## Stated problem
Go through the material below and report how many lines contain "Distribución". Give only the number.

## Records supplied
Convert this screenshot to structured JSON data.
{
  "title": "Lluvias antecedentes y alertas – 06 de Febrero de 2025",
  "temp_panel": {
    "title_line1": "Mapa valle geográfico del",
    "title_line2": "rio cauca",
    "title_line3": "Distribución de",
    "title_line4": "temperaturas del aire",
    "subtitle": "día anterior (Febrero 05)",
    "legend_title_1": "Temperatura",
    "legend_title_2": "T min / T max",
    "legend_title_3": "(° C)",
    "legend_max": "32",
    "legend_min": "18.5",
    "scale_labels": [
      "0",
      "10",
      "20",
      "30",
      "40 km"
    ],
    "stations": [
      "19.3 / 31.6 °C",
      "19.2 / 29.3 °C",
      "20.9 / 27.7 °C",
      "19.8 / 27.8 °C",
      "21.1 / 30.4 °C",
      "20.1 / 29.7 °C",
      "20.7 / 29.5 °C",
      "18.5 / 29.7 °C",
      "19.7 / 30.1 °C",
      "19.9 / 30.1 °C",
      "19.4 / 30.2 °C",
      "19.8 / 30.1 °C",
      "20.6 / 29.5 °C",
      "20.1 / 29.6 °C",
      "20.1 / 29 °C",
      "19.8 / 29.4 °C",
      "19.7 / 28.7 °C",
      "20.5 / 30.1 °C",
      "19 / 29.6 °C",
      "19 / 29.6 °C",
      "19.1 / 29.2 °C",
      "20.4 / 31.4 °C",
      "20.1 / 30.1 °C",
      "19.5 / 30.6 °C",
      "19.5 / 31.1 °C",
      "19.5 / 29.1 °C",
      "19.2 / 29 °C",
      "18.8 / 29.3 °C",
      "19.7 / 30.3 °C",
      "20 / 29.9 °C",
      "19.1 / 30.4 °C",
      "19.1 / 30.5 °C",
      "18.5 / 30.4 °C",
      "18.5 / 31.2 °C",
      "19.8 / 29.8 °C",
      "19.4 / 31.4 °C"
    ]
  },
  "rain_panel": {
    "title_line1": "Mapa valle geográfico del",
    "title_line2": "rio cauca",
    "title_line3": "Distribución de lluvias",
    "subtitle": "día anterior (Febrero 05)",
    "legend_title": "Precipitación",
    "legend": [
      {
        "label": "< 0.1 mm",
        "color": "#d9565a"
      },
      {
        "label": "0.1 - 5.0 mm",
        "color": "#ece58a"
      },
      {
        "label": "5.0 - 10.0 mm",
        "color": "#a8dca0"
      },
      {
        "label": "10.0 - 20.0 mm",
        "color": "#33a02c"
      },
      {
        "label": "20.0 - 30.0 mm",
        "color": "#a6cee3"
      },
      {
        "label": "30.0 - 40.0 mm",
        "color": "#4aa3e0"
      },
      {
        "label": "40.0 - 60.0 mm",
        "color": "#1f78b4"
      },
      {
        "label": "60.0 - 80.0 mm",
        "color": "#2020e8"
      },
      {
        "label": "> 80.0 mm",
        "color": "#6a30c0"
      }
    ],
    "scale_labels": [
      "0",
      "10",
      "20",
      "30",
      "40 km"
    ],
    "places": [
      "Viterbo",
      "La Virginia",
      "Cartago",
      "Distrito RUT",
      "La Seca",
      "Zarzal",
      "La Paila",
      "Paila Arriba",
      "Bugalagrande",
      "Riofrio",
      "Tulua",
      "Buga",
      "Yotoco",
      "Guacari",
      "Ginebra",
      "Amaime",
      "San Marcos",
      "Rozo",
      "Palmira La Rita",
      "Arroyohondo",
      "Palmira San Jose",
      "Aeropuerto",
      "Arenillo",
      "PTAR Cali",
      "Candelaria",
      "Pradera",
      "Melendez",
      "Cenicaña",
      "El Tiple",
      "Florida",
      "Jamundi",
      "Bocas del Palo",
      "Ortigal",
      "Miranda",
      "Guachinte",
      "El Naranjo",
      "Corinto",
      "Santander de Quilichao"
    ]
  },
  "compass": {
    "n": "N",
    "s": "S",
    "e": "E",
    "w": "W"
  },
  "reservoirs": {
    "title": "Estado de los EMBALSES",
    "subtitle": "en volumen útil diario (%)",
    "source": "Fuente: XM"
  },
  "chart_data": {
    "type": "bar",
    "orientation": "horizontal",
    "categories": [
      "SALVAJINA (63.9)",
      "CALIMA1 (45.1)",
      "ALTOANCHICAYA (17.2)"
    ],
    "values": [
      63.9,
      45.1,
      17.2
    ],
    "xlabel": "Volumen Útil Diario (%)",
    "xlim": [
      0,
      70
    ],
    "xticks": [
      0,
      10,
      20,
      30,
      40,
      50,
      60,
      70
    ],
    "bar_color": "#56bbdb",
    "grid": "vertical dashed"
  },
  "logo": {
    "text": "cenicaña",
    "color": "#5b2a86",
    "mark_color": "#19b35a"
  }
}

## Finished task
2